SHORT EXERCISE:
Copy out each line of the data holding "values".

EXERCISE MATERIAL:
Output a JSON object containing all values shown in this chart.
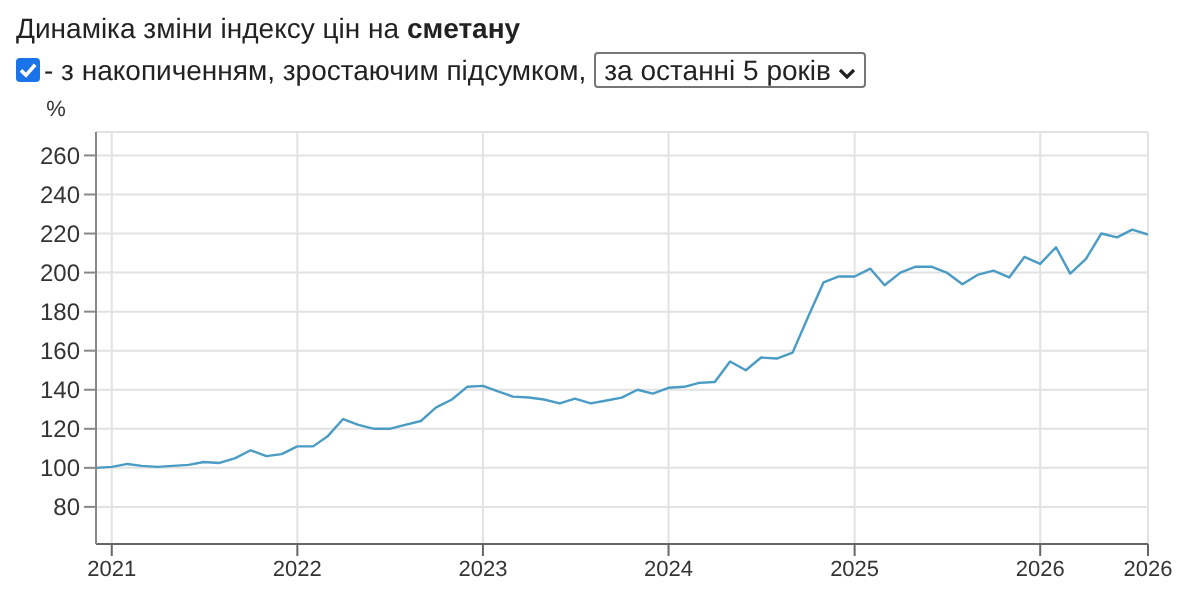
{
  "chart_data": {
    "type": "line",
    "title": "Динаміка зміни індексу цін на сметану",
    "subtitle": "- з накопиченням, зростаючим підсумком,",
    "annotations": [
      "за останні 5 років"
    ],
    "ylabel": "%",
    "x": [
      "2020-12",
      "2021-01",
      "2021-02",
      "2021-03",
      "2021-04",
      "2021-05",
      "2021-06",
      "2021-07",
      "2021-08",
      "2021-09",
      "2021-10",
      "2021-11",
      "2021-12",
      "2022-01",
      "2022-02",
      "2022-03",
      "2022-04",
      "2022-05",
      "2022-06",
      "2022-07",
      "2022-08",
      "2022-09",
      "2022-10",
      "2022-11",
      "2022-12",
      "2023-01",
      "2023-02",
      "2023-03",
      "2023-04",
      "2023-05",
      "2023-06",
      "2023-07",
      "2023-08",
      "2023-09",
      "2023-10",
      "2023-11",
      "2023-12",
      "2024-01",
      "2024-02",
      "2024-03",
      "2024-04",
      "2024-05",
      "2024-06",
      "2024-07",
      "2024-08",
      "2024-09",
      "2024-10",
      "2024-11",
      "2024-12",
      "2025-01",
      "2025-02",
      "2025-03",
      "2025-04",
      "2025-05",
      "2025-06",
      "2025-07",
      "2025-08",
      "2025-09",
      "2025-10",
      "2025-11",
      "2025-12",
      "2026-01",
      "2026-02",
      "2026-03",
      "2026-04",
      "2026-05",
      "2026-06",
      "2026-07",
      "2026-08"
    ],
    "series": [
      {
        "color": "#4a9cc4",
        "values": [
          100,
          100.5,
          102,
          101,
          100.5,
          101,
          101.5,
          103,
          102.5,
          105,
          109,
          106,
          107,
          111,
          111,
          116,
          125,
          122,
          120,
          120,
          122,
          124,
          131,
          135,
          141.5,
          142,
          139,
          136.5,
          136,
          135,
          133,
          135.5,
          133,
          134.5,
          136,
          140,
          138,
          141,
          141.5,
          143.5,
          144,
          154.5,
          150,
          156.5,
          156,
          159,
          177,
          195,
          198,
          198,
          202,
          193.5,
          200,
          203,
          203,
          200,
          194,
          199,
          201,
          197.5,
          208,
          204.5,
          213,
          199.5,
          207,
          220,
          218,
          222,
          219.5
        ]
      }
    ],
    "xlim": [
      "2020-12",
      "2026-08"
    ],
    "xticks": [
      {
        "value": "2021-01",
        "label": "2021"
      },
      {
        "value": "2022-01",
        "label": "2022"
      },
      {
        "value": "2023-01",
        "label": "2023"
      },
      {
        "value": "2024-01",
        "label": "2024"
      },
      {
        "value": "2025-01",
        "label": "2025"
      },
      {
        "value": "2026-01",
        "label": "2026"
      },
      {
        "value": "2026-08",
        "label": "2026"
      }
    ],
    "ylim": [
      61,
      272
    ],
    "yticks": [
      80,
      100,
      120,
      140,
      160,
      180,
      200,
      220,
      240,
      260
    ],
    "grid": true,
    "marker": "none",
    "line_style": "solid"
  }
}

SOLUTION TO THIS PROBLEM:
Output a JSON object containing all values shown in this chart.
        "values": [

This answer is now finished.